To be done :: The output should consist solely of the line containing "Convert this screenshot" and the lines that follow it through the end of the data below.

* BEGIN Extracted entries *

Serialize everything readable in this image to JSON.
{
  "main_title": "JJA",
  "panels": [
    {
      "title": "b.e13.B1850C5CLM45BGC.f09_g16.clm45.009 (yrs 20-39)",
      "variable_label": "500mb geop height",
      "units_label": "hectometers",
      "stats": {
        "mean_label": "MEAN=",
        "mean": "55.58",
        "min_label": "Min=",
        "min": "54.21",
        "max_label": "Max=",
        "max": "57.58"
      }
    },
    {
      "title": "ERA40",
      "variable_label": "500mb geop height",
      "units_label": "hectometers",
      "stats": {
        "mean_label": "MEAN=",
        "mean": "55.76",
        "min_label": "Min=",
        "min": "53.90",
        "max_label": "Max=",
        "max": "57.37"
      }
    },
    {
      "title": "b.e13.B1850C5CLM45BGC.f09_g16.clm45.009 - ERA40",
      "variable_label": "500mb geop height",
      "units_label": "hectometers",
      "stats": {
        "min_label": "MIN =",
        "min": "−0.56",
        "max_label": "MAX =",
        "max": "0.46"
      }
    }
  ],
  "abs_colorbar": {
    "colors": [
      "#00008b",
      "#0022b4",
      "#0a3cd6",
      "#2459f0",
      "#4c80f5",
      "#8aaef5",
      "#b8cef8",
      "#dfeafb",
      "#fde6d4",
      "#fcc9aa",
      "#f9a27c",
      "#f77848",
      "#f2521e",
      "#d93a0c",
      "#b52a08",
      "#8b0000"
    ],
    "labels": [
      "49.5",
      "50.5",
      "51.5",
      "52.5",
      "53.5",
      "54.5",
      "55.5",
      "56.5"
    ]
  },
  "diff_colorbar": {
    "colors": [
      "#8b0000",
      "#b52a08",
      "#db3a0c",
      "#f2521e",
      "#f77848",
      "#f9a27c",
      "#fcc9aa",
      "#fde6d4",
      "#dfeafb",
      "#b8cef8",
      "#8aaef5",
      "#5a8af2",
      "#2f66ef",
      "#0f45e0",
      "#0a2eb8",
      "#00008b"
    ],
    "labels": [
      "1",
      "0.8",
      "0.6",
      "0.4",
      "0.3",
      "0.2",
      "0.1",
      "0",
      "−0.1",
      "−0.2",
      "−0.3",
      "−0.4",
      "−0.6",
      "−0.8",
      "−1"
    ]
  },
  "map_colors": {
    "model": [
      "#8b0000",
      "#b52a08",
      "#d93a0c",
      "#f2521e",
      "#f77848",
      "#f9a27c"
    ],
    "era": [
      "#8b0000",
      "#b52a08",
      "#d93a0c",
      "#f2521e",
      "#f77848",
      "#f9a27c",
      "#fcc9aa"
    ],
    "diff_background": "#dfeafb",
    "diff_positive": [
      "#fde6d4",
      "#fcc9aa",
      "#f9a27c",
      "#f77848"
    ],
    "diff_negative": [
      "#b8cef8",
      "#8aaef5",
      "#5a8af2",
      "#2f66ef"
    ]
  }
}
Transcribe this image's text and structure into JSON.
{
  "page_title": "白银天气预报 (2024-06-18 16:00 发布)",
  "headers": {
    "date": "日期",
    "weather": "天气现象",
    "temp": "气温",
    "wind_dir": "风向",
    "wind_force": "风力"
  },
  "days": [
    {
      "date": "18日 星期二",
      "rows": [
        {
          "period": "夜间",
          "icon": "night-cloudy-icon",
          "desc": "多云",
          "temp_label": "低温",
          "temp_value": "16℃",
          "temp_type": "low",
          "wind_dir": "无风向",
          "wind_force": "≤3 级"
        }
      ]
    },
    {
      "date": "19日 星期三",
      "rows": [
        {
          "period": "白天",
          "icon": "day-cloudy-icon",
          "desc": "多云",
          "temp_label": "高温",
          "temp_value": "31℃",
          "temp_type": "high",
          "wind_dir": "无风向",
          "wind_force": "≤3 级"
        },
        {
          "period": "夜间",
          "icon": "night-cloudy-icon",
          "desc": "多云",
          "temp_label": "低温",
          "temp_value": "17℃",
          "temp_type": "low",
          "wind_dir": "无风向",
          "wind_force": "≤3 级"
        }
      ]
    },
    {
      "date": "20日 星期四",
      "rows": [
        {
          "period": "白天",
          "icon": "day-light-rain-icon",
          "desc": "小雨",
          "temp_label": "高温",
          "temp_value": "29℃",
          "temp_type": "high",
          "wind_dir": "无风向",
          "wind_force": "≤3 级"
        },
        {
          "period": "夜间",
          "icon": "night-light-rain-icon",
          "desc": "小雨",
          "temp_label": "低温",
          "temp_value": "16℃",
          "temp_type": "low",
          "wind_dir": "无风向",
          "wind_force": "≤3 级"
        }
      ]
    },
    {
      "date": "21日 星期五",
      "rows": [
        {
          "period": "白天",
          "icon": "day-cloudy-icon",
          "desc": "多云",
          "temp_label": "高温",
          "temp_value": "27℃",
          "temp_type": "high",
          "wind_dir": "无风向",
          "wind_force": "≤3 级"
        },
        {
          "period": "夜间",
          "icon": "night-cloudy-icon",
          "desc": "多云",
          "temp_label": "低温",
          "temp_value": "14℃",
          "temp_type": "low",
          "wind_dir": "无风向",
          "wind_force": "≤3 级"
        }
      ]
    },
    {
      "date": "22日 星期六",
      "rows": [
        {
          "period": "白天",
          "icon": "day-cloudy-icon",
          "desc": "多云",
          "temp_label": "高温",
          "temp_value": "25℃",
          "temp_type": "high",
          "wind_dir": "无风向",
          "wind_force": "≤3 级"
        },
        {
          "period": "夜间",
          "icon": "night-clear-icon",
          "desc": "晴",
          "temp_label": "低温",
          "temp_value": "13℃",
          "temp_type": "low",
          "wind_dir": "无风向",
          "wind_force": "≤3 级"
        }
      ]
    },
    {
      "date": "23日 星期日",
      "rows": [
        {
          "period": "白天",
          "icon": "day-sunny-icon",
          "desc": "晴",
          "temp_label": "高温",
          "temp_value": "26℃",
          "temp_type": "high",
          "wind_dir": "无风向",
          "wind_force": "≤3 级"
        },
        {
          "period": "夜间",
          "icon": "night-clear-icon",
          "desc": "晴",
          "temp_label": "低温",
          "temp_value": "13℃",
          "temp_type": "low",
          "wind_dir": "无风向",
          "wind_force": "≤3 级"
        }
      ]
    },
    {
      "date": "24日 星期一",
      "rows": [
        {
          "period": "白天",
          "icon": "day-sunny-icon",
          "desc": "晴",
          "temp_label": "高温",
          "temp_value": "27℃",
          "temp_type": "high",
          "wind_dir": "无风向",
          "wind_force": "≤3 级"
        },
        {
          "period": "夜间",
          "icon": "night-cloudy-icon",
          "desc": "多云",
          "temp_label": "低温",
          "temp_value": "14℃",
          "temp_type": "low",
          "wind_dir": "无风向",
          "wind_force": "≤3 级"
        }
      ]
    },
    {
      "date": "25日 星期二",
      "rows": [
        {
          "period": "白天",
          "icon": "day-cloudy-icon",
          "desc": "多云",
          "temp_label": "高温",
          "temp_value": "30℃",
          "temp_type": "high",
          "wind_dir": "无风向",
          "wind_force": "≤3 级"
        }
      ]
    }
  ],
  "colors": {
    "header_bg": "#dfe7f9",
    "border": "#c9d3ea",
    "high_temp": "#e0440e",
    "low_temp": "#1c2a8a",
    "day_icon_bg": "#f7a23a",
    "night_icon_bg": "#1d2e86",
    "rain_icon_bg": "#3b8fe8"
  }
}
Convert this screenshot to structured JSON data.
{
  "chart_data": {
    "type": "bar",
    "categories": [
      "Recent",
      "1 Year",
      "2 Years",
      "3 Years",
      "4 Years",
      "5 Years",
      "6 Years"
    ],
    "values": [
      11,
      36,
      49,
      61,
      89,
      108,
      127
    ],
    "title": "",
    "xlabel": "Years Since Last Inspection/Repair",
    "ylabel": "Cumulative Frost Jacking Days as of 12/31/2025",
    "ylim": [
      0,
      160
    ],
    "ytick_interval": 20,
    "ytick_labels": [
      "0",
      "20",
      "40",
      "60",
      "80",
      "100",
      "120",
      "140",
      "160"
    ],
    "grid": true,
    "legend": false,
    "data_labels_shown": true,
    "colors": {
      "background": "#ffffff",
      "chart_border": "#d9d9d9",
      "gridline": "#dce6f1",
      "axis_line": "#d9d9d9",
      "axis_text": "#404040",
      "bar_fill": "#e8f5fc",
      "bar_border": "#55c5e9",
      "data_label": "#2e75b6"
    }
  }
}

* END Extracted entries *

Full output ::
Convert this screenshot to structured JSON data.
{
  "chart_data": {
    "type": "bar",
    "categories": [
      "Recent",
      "1 Year",
      "2 Years",
      "3 Years",
      "4 Years",
      "5 Years",
      "6 Years"
    ],
    "values": [
      11,
      36,
      49,
      61,
      89,
      108,
      127
    ],
    "title": "",
    "xlabel": "Years Since Last Inspection/Repair",
    "ylabel": "Cumulative Frost Jacking Days as of 12/31/2025",
    "ylim": [
      0,
      160
    ],
    "ytick_interval": 20,
    "ytick_labels": [
      "0",
      "20",
      "40",
      "60",
      "80",
      "100",
      "120",
      "140",
      "160"
    ],
    "grid": true,
    "legend": false,
    "data_labels_shown": true,
    "colors": {
      "background": "#ffffff",
      "chart_border": "#d9d9d9",
      "gridline": "#dce6f1",
      "axis_line": "#d9d9d9",
      "axis_text": "#404040",
      "bar_fill": "#e8f5fc",
      "bar_border": "#55c5e9",
      "data_label": "#2e75b6"
    }
  }
}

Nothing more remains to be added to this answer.